** Provided records **
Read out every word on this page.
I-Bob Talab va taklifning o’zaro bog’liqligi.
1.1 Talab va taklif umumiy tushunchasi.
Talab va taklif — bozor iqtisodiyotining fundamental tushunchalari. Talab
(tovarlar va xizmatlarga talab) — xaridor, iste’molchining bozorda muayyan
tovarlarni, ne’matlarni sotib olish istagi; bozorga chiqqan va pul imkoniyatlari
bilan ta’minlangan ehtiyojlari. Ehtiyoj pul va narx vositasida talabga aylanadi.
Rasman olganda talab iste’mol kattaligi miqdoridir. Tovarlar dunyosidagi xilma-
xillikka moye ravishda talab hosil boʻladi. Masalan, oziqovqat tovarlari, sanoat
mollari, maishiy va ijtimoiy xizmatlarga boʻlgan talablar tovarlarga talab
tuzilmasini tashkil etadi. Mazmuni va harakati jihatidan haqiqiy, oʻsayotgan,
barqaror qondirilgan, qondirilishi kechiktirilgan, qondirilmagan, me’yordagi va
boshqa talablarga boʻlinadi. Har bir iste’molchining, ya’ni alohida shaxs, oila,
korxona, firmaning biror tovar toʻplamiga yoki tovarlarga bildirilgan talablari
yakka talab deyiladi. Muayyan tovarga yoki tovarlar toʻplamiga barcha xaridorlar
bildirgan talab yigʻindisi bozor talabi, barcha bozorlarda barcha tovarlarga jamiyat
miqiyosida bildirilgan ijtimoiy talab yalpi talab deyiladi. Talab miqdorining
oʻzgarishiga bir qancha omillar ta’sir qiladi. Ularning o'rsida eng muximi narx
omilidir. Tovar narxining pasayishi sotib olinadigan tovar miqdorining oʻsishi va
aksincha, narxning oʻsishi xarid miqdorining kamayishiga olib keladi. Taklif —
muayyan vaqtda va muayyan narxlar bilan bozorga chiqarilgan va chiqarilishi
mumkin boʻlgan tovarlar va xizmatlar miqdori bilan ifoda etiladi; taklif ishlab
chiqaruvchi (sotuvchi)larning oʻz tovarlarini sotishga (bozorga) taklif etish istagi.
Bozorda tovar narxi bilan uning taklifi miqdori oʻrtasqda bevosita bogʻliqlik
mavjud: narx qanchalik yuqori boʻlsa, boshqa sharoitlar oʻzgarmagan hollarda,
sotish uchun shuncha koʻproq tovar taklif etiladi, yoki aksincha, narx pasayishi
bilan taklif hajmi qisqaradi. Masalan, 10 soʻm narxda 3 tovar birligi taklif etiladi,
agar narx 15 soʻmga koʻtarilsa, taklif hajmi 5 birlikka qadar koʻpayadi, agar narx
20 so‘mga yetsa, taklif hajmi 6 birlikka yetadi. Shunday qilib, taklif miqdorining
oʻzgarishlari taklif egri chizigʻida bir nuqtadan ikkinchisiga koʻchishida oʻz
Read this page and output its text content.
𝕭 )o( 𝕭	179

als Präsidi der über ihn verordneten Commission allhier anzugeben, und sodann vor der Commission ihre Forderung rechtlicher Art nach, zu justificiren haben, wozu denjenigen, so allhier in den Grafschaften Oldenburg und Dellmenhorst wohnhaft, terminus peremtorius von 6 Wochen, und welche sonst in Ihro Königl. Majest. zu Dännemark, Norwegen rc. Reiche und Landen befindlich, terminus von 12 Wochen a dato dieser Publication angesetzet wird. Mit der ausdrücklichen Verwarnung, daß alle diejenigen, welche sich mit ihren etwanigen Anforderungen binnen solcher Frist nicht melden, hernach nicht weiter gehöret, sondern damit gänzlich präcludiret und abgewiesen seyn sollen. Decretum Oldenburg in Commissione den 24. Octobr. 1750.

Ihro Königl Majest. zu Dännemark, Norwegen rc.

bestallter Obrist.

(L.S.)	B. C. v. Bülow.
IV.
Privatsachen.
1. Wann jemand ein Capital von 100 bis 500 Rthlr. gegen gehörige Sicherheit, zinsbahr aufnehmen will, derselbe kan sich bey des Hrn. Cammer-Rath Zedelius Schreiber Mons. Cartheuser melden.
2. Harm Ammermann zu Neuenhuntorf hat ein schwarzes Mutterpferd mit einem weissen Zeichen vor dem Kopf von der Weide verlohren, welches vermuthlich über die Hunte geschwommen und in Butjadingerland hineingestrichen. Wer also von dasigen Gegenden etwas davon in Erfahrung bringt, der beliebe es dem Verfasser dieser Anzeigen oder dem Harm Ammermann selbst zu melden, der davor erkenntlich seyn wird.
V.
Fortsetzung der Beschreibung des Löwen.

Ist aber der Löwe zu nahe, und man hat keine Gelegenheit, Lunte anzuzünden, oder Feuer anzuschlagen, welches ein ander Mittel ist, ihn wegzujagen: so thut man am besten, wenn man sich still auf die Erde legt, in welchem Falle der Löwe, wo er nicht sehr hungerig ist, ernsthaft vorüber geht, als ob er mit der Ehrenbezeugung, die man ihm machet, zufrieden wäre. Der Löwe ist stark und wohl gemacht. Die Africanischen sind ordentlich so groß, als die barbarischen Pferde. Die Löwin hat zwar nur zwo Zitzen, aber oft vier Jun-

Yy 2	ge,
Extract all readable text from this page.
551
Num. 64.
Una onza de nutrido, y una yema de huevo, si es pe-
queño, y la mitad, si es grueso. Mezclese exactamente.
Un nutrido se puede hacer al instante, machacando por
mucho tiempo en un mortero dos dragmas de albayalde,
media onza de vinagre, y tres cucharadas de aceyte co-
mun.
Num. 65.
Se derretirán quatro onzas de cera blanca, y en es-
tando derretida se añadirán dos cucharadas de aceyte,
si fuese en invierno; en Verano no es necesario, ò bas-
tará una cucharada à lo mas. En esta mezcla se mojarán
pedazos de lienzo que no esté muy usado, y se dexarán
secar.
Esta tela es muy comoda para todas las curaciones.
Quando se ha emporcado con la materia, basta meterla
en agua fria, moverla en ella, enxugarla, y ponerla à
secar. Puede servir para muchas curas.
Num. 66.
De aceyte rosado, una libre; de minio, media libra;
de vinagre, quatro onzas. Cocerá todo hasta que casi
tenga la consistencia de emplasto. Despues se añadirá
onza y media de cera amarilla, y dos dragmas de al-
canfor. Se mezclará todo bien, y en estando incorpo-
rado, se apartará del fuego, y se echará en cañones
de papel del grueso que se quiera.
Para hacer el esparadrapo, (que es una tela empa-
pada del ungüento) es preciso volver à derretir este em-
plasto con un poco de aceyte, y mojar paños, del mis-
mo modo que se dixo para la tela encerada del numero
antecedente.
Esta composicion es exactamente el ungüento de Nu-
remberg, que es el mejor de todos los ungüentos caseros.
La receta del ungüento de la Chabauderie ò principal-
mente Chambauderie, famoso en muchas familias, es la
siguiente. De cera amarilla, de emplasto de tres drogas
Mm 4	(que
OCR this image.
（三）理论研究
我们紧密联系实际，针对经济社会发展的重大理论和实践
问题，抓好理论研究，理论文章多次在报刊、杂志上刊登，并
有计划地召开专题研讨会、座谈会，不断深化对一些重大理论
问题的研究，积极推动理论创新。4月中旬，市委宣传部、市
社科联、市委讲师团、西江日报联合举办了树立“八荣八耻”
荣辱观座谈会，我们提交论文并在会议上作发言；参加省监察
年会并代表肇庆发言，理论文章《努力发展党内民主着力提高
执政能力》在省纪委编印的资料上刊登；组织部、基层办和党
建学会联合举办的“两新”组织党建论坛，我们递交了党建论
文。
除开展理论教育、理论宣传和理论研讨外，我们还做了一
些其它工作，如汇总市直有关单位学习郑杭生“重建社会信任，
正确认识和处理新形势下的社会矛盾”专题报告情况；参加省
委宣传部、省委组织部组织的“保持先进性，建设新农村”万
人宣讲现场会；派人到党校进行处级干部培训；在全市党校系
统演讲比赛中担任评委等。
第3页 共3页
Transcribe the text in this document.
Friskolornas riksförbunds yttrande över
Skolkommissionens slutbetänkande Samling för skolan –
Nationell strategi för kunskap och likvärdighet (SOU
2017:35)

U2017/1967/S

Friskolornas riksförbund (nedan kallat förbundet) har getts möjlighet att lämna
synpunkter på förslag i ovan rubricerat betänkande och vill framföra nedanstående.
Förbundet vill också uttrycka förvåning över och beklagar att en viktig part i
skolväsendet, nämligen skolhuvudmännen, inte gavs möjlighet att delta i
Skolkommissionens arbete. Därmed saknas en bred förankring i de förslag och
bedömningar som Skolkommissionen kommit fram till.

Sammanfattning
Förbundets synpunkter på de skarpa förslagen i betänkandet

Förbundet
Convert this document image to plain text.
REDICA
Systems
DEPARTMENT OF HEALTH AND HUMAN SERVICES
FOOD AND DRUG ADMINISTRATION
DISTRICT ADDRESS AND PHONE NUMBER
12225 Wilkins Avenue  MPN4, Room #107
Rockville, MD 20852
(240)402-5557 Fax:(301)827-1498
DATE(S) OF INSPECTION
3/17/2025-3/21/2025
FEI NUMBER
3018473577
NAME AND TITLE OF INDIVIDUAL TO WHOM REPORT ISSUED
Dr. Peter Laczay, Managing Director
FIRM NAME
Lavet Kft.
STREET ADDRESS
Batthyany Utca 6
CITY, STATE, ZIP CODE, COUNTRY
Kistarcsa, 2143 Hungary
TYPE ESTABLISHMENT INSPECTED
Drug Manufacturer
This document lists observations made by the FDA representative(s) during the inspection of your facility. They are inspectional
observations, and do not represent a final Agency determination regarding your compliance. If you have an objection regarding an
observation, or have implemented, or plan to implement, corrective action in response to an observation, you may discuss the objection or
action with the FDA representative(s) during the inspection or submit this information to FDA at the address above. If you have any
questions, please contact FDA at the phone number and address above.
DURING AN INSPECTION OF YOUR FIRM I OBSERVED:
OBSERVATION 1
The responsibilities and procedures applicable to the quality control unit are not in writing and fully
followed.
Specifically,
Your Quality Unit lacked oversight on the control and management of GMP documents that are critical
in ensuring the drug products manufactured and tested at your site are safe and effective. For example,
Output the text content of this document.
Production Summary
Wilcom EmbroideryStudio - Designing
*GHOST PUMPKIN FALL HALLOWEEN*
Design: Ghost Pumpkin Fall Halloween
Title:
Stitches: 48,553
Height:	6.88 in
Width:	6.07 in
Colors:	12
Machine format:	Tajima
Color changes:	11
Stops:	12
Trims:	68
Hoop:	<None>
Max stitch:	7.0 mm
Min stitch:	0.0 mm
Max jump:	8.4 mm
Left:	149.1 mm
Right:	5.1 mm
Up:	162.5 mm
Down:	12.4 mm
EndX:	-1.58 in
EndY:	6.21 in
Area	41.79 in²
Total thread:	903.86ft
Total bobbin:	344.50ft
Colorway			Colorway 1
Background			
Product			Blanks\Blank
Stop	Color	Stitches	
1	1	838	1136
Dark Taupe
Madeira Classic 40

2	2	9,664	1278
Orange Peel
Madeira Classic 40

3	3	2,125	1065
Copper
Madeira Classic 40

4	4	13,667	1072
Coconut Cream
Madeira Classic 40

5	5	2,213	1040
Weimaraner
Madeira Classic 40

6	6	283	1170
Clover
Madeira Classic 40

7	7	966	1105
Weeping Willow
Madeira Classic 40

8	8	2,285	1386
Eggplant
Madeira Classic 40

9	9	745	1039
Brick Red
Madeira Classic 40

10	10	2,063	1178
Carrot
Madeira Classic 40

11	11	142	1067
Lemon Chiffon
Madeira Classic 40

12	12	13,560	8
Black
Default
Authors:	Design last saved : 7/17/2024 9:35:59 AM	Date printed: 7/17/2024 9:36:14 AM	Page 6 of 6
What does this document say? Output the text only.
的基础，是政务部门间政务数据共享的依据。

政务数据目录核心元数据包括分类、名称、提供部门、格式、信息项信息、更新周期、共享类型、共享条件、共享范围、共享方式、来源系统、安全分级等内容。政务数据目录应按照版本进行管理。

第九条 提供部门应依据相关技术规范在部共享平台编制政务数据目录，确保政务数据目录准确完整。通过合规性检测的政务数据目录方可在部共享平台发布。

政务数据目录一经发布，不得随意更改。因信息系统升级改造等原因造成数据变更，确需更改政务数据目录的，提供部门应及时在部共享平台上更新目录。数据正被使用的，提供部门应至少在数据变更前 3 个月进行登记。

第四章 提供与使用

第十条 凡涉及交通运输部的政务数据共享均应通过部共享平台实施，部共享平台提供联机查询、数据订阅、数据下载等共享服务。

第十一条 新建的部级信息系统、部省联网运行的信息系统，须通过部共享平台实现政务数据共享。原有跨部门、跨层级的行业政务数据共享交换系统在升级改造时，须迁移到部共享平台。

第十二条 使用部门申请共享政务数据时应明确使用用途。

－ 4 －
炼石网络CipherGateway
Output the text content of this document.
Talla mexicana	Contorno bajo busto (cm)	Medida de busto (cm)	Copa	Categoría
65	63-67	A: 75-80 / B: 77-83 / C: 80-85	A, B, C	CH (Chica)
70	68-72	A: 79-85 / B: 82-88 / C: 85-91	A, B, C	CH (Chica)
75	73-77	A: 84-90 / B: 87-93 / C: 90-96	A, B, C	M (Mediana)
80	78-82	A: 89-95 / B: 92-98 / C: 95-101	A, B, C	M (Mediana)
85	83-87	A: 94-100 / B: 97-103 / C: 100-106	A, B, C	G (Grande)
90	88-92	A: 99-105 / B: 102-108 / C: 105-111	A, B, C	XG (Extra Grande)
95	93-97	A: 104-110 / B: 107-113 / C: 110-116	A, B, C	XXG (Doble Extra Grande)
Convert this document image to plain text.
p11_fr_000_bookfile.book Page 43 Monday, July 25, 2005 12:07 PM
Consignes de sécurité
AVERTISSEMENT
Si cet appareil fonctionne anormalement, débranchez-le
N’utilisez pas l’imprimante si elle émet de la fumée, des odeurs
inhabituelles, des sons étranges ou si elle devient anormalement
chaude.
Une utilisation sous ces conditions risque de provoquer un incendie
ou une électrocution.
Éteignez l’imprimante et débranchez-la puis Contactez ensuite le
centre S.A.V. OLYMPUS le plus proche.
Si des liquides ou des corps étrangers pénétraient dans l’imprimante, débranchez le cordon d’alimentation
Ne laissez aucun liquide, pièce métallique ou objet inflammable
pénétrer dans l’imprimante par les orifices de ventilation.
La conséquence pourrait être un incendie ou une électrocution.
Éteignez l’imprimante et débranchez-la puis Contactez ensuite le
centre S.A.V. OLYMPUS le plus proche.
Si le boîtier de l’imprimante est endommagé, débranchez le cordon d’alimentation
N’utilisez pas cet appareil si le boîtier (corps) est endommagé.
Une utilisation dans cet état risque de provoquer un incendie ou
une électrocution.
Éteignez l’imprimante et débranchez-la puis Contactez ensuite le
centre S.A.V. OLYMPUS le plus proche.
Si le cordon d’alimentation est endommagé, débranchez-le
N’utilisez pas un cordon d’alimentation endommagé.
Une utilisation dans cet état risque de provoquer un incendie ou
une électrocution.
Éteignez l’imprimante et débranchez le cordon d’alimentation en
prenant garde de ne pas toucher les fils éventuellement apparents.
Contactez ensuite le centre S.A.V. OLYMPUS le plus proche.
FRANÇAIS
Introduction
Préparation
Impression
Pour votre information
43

** Brief **
Identify every line where the string "möjlighet" appears.

** The response **
Friskolornas riksförbund (nedan kallat förbundet) har getts möjlighet att lämna
skolväsendet, nämligen skolhuvudmännen, inte gavs möjlighet att delta i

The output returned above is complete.